Short exercise: Count the lines in the material below that contain the string "Contacts", with uppercase and lowercase letters treated as different. Give only the number.

Input data:
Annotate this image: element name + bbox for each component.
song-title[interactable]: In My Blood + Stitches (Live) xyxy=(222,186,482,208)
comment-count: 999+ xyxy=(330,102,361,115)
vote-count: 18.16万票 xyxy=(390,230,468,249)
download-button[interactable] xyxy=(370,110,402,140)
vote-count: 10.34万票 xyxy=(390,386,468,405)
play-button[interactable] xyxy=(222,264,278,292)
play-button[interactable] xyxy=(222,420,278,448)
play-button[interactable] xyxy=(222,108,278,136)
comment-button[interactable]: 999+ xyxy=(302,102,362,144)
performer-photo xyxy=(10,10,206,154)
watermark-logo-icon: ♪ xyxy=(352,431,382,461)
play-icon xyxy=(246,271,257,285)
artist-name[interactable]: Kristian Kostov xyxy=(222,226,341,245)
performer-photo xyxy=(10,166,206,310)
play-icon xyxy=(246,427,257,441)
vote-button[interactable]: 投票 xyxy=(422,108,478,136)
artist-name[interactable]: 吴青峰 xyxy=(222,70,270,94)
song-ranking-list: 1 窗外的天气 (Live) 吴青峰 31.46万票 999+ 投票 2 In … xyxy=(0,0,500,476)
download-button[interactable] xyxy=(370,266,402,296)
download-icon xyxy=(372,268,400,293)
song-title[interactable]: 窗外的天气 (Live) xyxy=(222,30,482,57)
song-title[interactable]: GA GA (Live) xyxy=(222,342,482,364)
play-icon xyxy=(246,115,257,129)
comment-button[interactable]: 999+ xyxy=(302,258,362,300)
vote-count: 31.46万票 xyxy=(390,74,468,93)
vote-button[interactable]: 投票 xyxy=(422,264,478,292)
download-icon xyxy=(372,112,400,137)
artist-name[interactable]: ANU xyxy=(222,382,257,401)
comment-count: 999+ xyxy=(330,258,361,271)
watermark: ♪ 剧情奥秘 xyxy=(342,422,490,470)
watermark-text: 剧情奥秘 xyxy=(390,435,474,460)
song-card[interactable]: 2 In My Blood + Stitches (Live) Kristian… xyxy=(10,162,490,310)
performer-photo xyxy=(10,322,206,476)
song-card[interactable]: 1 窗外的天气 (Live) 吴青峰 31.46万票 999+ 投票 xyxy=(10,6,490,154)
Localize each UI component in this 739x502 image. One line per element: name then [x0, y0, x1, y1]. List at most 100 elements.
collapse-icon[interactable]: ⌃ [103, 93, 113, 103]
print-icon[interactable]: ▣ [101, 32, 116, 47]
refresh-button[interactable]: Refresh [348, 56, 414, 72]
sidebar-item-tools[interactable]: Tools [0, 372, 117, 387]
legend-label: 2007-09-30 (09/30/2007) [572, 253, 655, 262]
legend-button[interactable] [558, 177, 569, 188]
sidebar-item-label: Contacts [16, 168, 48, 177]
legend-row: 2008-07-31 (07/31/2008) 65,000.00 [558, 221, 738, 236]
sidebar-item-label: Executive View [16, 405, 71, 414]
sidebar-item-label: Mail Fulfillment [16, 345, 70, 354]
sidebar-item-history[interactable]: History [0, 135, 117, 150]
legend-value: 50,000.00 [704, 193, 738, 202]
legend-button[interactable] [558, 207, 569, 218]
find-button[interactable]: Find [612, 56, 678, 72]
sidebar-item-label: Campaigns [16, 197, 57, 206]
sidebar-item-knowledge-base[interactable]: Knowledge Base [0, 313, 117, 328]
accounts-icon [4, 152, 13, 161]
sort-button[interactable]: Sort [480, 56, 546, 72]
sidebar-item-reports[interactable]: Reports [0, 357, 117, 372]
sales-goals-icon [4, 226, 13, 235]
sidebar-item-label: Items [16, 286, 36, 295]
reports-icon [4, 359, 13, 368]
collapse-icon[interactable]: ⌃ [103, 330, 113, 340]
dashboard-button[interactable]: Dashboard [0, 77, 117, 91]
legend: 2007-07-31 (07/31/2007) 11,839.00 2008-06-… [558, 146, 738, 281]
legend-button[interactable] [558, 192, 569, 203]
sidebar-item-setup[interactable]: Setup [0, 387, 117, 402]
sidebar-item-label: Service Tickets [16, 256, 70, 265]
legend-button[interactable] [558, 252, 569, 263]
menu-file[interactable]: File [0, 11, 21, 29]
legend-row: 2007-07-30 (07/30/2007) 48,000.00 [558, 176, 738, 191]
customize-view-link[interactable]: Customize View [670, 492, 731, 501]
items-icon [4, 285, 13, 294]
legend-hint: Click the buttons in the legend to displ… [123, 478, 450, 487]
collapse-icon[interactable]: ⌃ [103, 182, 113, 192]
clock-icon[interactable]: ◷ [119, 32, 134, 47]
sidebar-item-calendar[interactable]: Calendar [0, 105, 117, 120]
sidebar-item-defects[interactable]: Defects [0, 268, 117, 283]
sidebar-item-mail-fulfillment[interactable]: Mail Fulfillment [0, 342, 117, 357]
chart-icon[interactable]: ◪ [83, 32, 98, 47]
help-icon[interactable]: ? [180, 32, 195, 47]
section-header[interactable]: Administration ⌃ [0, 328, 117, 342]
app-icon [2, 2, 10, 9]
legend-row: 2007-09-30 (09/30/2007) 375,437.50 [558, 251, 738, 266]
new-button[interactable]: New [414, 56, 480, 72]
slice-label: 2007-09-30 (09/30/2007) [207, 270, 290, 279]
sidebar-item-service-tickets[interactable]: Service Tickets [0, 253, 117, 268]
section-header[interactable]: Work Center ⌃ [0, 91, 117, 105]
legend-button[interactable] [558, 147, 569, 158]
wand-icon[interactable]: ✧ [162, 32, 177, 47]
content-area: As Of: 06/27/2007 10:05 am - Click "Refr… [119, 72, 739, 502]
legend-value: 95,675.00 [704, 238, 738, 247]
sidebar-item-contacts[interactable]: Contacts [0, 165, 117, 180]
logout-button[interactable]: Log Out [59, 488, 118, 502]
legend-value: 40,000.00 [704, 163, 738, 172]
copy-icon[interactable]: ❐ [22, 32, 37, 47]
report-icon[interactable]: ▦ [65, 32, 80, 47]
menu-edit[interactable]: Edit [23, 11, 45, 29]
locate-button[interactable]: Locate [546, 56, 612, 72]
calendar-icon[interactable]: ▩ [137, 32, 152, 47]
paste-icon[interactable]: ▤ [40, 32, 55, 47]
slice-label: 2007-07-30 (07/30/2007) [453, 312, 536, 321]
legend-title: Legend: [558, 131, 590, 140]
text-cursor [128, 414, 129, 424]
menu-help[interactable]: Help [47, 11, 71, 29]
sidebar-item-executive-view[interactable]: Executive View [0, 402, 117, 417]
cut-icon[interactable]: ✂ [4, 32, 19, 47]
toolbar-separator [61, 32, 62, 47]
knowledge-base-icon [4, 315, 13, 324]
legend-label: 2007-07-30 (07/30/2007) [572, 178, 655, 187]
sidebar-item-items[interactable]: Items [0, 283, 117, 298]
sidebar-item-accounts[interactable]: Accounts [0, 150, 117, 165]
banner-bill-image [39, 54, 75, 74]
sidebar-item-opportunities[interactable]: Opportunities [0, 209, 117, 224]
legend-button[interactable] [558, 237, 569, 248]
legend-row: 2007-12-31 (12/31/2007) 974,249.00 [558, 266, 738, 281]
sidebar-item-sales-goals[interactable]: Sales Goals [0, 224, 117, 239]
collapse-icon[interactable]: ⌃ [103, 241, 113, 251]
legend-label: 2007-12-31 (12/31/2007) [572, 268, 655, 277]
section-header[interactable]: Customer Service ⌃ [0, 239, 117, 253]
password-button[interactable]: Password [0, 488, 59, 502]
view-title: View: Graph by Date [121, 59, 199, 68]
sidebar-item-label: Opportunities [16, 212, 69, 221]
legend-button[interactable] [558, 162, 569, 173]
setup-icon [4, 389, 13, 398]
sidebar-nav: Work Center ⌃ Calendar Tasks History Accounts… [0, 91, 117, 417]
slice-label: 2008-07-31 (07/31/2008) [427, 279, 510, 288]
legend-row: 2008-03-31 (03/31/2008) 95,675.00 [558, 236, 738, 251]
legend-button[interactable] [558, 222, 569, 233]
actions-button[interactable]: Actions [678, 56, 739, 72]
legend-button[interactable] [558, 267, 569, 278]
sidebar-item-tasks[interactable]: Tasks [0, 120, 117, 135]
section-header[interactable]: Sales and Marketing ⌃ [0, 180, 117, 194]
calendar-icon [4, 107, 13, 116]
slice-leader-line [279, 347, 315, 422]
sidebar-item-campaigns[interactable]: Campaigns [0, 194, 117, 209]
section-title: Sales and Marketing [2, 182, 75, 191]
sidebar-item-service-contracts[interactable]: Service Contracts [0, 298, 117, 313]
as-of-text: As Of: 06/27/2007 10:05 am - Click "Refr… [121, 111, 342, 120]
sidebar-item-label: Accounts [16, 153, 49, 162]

Finished answer: 2